### Your goal:
Reproduce the entries below in full, word for word.

** Begin **

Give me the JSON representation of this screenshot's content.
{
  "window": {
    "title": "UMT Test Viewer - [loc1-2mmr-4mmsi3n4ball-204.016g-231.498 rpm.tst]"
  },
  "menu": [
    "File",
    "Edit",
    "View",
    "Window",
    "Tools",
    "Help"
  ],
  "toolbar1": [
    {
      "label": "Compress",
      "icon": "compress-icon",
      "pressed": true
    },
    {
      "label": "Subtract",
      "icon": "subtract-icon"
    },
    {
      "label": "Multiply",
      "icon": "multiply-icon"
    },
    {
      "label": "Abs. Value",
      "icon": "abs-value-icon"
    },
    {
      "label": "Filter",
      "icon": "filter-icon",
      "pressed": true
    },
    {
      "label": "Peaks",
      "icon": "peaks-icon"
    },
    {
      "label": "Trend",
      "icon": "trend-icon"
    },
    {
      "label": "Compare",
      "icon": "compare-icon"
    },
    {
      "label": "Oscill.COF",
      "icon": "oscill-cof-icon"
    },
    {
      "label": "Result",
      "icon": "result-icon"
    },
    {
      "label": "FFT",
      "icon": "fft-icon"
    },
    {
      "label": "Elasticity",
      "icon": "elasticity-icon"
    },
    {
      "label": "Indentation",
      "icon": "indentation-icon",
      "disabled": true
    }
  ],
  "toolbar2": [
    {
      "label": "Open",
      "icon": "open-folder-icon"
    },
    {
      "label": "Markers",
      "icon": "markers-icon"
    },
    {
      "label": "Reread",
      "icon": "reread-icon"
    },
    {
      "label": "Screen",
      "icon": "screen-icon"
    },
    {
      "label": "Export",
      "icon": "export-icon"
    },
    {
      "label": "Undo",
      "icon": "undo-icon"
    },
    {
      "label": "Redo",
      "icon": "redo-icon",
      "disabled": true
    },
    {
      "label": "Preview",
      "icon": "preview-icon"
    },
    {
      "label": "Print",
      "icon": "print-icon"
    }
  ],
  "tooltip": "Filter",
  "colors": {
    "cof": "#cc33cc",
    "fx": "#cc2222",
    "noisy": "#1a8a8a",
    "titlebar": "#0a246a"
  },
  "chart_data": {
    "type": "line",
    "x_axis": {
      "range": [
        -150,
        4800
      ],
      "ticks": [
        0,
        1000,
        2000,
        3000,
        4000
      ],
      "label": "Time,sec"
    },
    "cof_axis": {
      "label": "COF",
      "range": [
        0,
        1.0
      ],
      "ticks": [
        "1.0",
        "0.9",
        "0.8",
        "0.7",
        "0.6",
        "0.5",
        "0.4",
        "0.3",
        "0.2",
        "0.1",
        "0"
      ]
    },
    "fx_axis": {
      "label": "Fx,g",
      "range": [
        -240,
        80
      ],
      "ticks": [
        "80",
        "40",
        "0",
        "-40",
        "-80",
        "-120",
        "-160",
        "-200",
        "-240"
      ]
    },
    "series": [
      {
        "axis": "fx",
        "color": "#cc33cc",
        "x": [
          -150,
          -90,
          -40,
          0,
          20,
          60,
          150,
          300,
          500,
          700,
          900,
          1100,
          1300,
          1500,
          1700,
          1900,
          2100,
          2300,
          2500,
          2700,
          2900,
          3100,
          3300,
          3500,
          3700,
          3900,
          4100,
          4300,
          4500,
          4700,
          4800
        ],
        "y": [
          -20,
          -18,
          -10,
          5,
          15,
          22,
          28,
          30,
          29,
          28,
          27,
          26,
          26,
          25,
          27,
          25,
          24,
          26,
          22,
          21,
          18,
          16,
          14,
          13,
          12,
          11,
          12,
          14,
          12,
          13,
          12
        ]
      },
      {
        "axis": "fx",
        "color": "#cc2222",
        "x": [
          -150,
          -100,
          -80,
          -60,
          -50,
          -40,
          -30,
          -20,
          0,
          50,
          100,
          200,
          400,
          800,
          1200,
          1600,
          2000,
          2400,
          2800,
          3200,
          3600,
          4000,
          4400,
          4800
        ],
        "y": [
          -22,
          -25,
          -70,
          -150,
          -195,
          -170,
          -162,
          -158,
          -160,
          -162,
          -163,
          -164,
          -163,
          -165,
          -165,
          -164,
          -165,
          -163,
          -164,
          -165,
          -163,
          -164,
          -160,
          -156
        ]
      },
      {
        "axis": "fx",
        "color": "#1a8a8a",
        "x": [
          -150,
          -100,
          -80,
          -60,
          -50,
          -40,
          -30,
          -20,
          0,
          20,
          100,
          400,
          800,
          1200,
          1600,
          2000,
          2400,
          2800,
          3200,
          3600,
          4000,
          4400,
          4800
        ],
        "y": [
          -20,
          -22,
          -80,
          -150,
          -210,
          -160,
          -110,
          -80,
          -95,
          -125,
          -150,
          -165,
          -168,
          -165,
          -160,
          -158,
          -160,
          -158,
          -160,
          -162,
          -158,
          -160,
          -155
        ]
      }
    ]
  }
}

** End **

### Response:
Give me the JSON representation of this screenshot's content.
{
  "window": {
    "title": "UMT Test Viewer - [loc1-2mmr-4mmsi3n4ball-204.016g-231.498 rpm.tst]"
  },
  "menu": [
    "File",
    "Edit",
    "View",
    "Window",
    "Tools",
    "Help"
  ],
  "toolbar1": [
    {
      "label": "Compress",
      "icon": "compress-icon",
      "pressed": true
    },
    {
      "label": "Subtract",
      "icon": "subtract-icon"
    },
    {
      "label": "Multiply",
      "icon": "multiply-icon"
    },
    {
      "label": "Abs. Value",
      "icon": "abs-value-icon"
    },
    {
      "label": "Filter",
      "icon": "filter-icon",
      "pressed": true
    },
    {
      "label": "Peaks",
      "icon": "peaks-icon"
    },
    {
      "label": "Trend",
      "icon": "trend-icon"
    },
    {
      "label": "Compare",
      "icon": "compare-icon"
    },
    {
      "label": "Oscill.COF",
      "icon": "oscill-cof-icon"
    },
    {
      "label": "Result",
      "icon": "result-icon"
    },
    {
      "label": "FFT",
      "icon": "fft-icon"
    },
    {
      "label": "Elasticity",
      "icon": "elasticity-icon"
    },
    {
      "label": "Indentation",
      "icon": "indentation-icon",
      "disabled": true
    }
  ],
  "toolbar2": [
    {
      "label": "Open",
      "icon": "open-folder-icon"
    },
    {
      "label": "Markers",
      "icon": "markers-icon"
    },
    {
      "label": "Reread",
      "icon": "reread-icon"
    },
    {
      "label": "Screen",
      "icon": "screen-icon"
    },
    {
      "label": "Export",
      "icon": "export-icon"
    },
    {
      "label": "Undo",
      "icon": "undo-icon"
    },
    {
      "label": "Redo",
      "icon": "redo-icon",
      "disabled": true
    },
    {
      "label": "Preview",
      "icon": "preview-icon"
    },
    {
      "label": "Print",
      "icon": "print-icon"
    }
  ],
  "tooltip": "Filter",
  "colors": {
    "cof": "#cc33cc",
    "fx": "#cc2222",
    "noisy": "#1a8a8a",
    "titlebar": "#0a246a"
  },
  "chart_data": {
    "type": "line",
    "x_axis": {
      "range": [
        -150,
        4800
      ],
      "ticks": [
        0,
        1000,
        2000,
        3000,
        4000
      ],
      "label": "Time,sec"
    },
    "cof_axis": {
      "label": "COF",
      "range": [
        0,
        1.0
      ],
      "ticks": [
        "1.0",
        "0.9",
        "0.8",
        "0.7",
        "0.6",
        "0.5",
        "0.4",
        "0.3",
        "0.2",
        "0.1",
        "0"
      ]
    },
    "fx_axis": {
      "label": "Fx,g",
      "range": [
        -240,
        80
      ],
      "ticks": [
        "80",
        "40",
        "0",
        "-40",
        "-80",
        "-120",
        "-160",
        "-200",
        "-240"
      ]
    },
    "series": [
      {
        "axis": "fx",
        "color": "#cc33cc",
        "x": [
          -150,
          -90,
          -40,
          0,
          20,
          60,
          150,
          300,
          500,
          700,
          900,
          1100,
          1300,
          1500,
          1700,
          1900,
          2100,
          2300,
          2500,
          2700,
          2900,
          3100,
          3300,
          3500,
          3700,
          3900,
          4100,
          4300,
          4500,
          4700,
          4800
        ],
        "y": [
          -20,
          -18,
          -10,
          5,
          15,
          22,
          28,
          30,
          29,
          28,
          27,
          26,
          26,
          25,
          27,
          25,
          24,
          26,
          22,
          21,
          18,
          16,
          14,
          13,
          12,
          11,
          12,
          14,
          12,
          13,
          12
        ]
      },
      {
        "axis": "fx",
        "color": "#cc2222",
        "x": [
          -150,
          -100,
          -80,
          -60,
          -50,
          -40,
          -30,
          -20,
          0,
          50,
          100,
          200,
          400,
          800,
          1200,
          1600,
          2000,
          2400,
          2800,
          3200,
          3600,
          4000,
          4400,
          4800
        ],
        "y": [
          -22,
          -25,
          -70,
          -150,
          -195,
          -170,
          -162,
          -158,
          -160,
          -162,
          -163,
          -164,
          -163,
          -165,
          -165,
          -164,
          -165,
          -163,
          -164,
          -165,
          -163,
          -164,
          -160,
          -156
        ]
      },
      {
        "axis": "fx",
        "color": "#1a8a8a",
        "x": [
          -150,
          -100,
          -80,
          -60,
          -50,
          -40,
          -30,
          -20,
          0,
          20,
          100,
          400,
          800,
          1200,
          1600,
          2000,
          2400,
          2800,
          3200,
          3600,
          4000,
          4400,
          4800
        ],
        "y": [
          -20,
          -22,
          -80,
          -150,
          -210,
          -160,
          -110,
          -80,
          -95,
          -125,
          -150,
          -165,
          -168,
          -165,
          -160,
          -158,
          -160,
          -158,
          -160,
          -162,
          -158,
          -160,
          -155
        ]
      }
    ]
  }
}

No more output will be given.